### Extracted information
────
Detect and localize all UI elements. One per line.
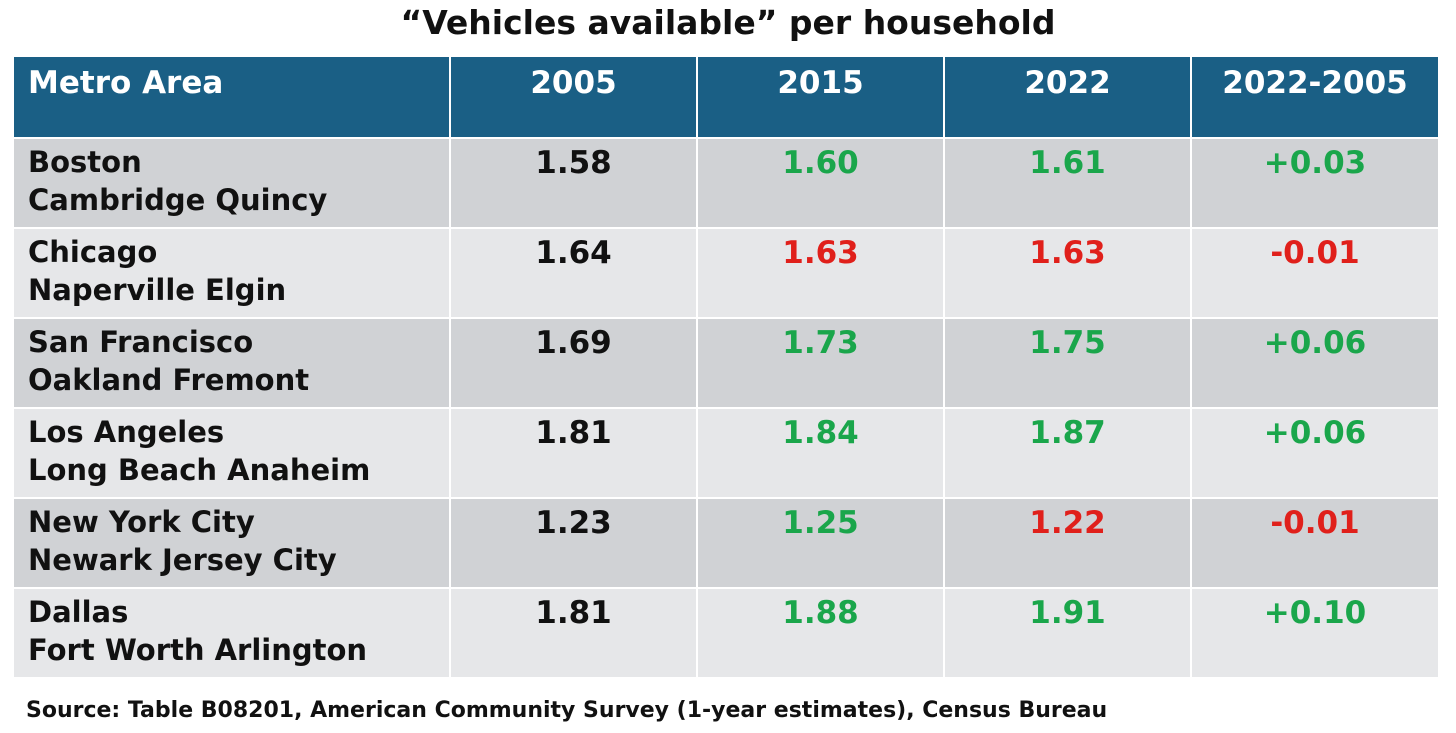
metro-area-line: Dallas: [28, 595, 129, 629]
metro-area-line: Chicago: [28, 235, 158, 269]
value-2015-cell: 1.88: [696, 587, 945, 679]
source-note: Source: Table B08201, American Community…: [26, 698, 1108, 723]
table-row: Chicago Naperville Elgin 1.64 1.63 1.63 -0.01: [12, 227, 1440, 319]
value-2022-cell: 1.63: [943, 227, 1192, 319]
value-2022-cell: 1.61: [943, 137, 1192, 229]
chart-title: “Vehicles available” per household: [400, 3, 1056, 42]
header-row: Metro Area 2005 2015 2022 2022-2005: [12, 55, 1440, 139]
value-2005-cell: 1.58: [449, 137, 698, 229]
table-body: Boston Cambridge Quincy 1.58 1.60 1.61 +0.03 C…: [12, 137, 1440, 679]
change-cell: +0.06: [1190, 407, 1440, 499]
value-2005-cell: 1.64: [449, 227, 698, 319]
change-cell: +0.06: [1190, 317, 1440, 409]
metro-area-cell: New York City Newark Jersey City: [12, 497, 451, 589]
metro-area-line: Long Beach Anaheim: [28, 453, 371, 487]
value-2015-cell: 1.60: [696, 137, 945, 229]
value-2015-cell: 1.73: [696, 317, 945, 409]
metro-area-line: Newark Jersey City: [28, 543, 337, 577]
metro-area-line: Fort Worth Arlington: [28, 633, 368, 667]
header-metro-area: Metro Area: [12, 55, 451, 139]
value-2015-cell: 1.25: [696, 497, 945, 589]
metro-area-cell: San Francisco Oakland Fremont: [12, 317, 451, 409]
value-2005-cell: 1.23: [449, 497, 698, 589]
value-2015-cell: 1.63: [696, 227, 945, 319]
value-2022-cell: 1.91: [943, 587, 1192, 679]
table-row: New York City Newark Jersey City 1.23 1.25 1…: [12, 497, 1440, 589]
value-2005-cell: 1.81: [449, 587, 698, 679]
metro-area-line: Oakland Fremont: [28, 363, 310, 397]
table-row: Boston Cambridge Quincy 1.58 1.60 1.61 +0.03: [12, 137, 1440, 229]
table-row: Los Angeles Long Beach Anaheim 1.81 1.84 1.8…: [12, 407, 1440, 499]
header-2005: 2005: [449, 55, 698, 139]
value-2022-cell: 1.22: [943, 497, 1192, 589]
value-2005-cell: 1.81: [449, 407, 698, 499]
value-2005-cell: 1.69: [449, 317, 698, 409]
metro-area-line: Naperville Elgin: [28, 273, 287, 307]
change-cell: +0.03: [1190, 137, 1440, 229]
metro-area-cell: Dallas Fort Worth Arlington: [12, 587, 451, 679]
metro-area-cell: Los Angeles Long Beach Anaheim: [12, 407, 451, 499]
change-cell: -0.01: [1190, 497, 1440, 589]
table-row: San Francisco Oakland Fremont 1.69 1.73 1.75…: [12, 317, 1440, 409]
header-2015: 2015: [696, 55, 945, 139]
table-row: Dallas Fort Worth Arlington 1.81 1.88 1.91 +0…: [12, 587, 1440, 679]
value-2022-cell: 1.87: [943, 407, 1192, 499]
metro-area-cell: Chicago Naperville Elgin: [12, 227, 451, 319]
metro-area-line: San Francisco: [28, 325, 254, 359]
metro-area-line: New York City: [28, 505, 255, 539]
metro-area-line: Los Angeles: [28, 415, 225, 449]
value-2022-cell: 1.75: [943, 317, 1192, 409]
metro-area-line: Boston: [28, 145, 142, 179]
────
### Given exercise
Copy every line of the records above word for word, leaving out the pictures.

### Completed task
Detect and localize all UI elements. One per line.
metro-area-line: Dallas: [28, 595, 129, 629]
metro-area-line: Chicago: [28, 235, 158, 269]
value-2015-cell: 1.88: [696, 587, 945, 679]
source-note: Source: Table B08201, American Community…: [26, 698, 1108, 723]
table-row: Chicago Naperville Elgin 1.64 1.63 1.63 -0.01: [12, 227, 1440, 319]
value-2022-cell: 1.63: [943, 227, 1192, 319]
value-2022-cell: 1.61: [943, 137, 1192, 229]
chart-title: “Vehicles available” per household: [400, 3, 1056, 42]
header-row: Metro Area 2005 2015 2022 2022-2005: [12, 55, 1440, 139]
value-2005-cell: 1.58: [449, 137, 698, 229]
table-body: Boston Cambridge Quincy 1.58 1.60 1.61 +0.03 C…: [12, 137, 1440, 679]
change-cell: +0.06: [1190, 407, 1440, 499]
value-2005-cell: 1.64: [449, 227, 698, 319]
change-cell: +0.06: [1190, 317, 1440, 409]
metro-area-cell: New York City Newark Jersey City: [12, 497, 451, 589]
metro-area-line: Long Beach Anaheim: [28, 453, 371, 487]
value-2015-cell: 1.60: [696, 137, 945, 229]
value-2015-cell: 1.73: [696, 317, 945, 409]
metro-area-line: Newark Jersey City: [28, 543, 337, 577]
metro-area-line: Fort Worth Arlington: [28, 633, 368, 667]
header-metro-area: Metro Area: [12, 55, 451, 139]
value-2015-cell: 1.25: [696, 497, 945, 589]
metro-area-cell: San Francisco Oakland Fremont: [12, 317, 451, 409]
value-2005-cell: 1.23: [449, 497, 698, 589]
value-2015-cell: 1.63: [696, 227, 945, 319]
value-2022-cell: 1.91: [943, 587, 1192, 679]
table-row: New York City Newark Jersey City 1.23 1.25 1…: [12, 497, 1440, 589]
value-2005-cell: 1.81: [449, 587, 698, 679]
metro-area-line: Oakland Fremont: [28, 363, 310, 397]
table-row: Boston Cambridge Quincy 1.58 1.60 1.61 +0.03: [12, 137, 1440, 229]
table-row: Los Angeles Long Beach Anaheim 1.81 1.84 1.8…: [12, 407, 1440, 499]
header-2005: 2005: [449, 55, 698, 139]
value-2022-cell: 1.22: [943, 497, 1192, 589]
value-2005-cell: 1.81: [449, 407, 698, 499]
value-2005-cell: 1.69: [449, 317, 698, 409]
metro-area-line: Naperville Elgin: [28, 273, 287, 307]
change-cell: +0.03: [1190, 137, 1440, 229]
metro-area-cell: Dallas Fort Worth Arlington: [12, 587, 451, 679]
metro-area-cell: Los Angeles Long Beach Anaheim: [12, 407, 451, 499]
change-cell: -0.01: [1190, 497, 1440, 589]
table-row: San Francisco Oakland Fremont 1.69 1.73 1.75…: [12, 317, 1440, 409]
header-2015: 2015: [696, 55, 945, 139]
table-row: Dallas Fort Worth Arlington 1.81 1.88 1.91 +0…: [12, 587, 1440, 679]
value-2022-cell: 1.87: [943, 407, 1192, 499]
metro-area-cell: Chicago Naperville Elgin: [12, 227, 451, 319]
metro-area-line: San Francisco: [28, 325, 254, 359]
metro-area-line: New York City: [28, 505, 255, 539]
metro-area-line: Los Angeles: [28, 415, 225, 449]
value-2022-cell: 1.75: [943, 317, 1192, 409]
metro-area-line: Boston: [28, 145, 142, 179]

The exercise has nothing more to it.